Vertical-specific expertise is exactly what AI and automation are bred to operate in better than humans. Why try to be a John Henry competing with a machine to drive railroad spikes; he won but died in the effort.

“Formal education in IoT is the next big movement coming,” says Keith Flynn, director of R&D at AspenTech. “So many of the hot jobs of the future will be based around IoT that a regulated, formal IoT education is inevitable and, frankly, critical.

“The problems stay the same, it’s just that the tools have changed and rely more on cross-trades,” he adds. “We must combine the traditional project-deployment skills with new technology skillsets for evolution into one course and individuals need to be able to understand it all. Cross-trades ease the knowledge gap and everyone can speak the same language. It’s important when solving a problem and designing a solution to know all these different fields. That’s what will be achieved with an IoT education.”

 

Jobs have DNA
“The job of the future in this ecosystem is one where you have to be able to problem-solve in multi-dimension. With the rapid change of the tech landscape, new skills are now needed all the time, requiring more than vertical-specific expertise.”

A recent research study by consultants at Burning Glass, THE HYBRID JOB ECONOMY: How New Skills Are Rewriting the DNA of the Job Market, seems to bear out Flynn’s assessment of hybrid learning for hybridized jobs. “The jobs of the future don’t involve just one skill,” says Matt Sigelman, chief executive of Burning Glass. “There’s a breadth of skills that will be needed.

“While the competencies required for hybrid jobs aren’t necessarily new,” says Sigelman, “what is new is the marriage of skill sets that previously weren’t learned in tandem. Universities in many cases are already teaching all the necessary skills, but at the moment most students are trained “in pretty vertical ways,” he says, “meaning people learn one discipline as though it exists separately from other disciplines. Educational institutions must think outside of existing program boundaries.”

Hybrid workers, according to the Burning Glass study, “are also less likely to become professionally obsolete. Highly hybridized jobs have only 12 percent risk of being automated, compared with a 42 percent risk for jobs overall.”

Those hybridized jobs, continues the report, that are of high-complexity are growing at twice the rate of the overall job market, and are 20-40 percent higher-paying than their more traditional counterparts.

“Today’s workplace is complex, dynamic, leaner and agile. It calls for technological proficiency, collaborative environments and kaleidoscope thinking.

“No matter what role employees are engaged in, organizations expect them to be able to interpret data, leverage technical tools, apply their insights and work in partnership with other teams to present the big picture. Silo skills and mindsets are out; cross-over is in!”

Intelligence amplifiers
Hybrid workers could also become AI beneficiaries. Company-supplied, AI-enhanced, digital companions may assist hybrid workers to better perform at their job tasks.

## AIM OF THE TASK
Copy the article on hybrid jobs from the words "Vertical-specific expertise is" through "in the effort.", substituting "folk hero" for "John Henry". The material that comes next is separate from the article on hybrid jobs.

## INPUT DATA
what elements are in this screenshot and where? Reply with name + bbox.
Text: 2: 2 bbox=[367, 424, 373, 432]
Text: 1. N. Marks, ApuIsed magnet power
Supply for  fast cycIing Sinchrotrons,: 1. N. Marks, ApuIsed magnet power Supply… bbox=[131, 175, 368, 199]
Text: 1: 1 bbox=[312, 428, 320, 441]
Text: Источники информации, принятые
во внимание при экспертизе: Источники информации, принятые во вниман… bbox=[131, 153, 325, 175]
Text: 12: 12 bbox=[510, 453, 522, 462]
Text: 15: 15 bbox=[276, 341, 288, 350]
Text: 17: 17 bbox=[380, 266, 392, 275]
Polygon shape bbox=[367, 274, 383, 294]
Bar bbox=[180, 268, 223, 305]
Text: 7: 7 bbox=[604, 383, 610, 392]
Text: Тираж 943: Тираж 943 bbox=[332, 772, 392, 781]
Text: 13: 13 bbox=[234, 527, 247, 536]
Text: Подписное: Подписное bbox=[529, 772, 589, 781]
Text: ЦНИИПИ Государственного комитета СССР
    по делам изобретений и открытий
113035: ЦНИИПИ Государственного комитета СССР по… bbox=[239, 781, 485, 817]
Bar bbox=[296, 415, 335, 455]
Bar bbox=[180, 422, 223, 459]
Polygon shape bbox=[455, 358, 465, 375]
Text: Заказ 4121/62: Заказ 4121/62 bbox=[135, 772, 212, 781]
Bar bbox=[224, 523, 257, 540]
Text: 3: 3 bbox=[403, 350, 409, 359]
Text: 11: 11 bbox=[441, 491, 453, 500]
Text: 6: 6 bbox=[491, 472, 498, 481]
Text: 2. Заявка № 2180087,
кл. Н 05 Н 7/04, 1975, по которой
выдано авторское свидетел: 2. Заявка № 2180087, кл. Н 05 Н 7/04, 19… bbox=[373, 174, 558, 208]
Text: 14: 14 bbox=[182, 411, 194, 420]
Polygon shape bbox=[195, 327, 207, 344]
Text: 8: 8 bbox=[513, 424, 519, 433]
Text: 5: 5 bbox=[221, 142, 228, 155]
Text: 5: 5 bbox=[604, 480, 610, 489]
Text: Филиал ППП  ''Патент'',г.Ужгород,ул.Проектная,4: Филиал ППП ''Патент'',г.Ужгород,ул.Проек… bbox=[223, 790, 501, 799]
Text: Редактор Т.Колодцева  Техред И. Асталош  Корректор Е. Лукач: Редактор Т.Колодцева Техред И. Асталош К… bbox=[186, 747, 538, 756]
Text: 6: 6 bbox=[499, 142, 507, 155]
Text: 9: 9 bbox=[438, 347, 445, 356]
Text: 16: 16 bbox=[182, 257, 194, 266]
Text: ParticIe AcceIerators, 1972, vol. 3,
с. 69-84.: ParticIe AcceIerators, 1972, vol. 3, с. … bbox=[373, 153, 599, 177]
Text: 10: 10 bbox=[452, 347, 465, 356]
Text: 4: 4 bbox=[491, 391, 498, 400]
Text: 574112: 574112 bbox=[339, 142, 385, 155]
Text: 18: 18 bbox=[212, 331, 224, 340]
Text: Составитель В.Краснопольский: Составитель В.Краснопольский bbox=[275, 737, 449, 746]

## RESPONSE TO THIS EXERCISE
Vertical-specific expertise is exactly what AI and automation are bred to operate in better than humans. Why try to be a folk hero competing with a machine to drive railroad spikes; he won but died in the effort.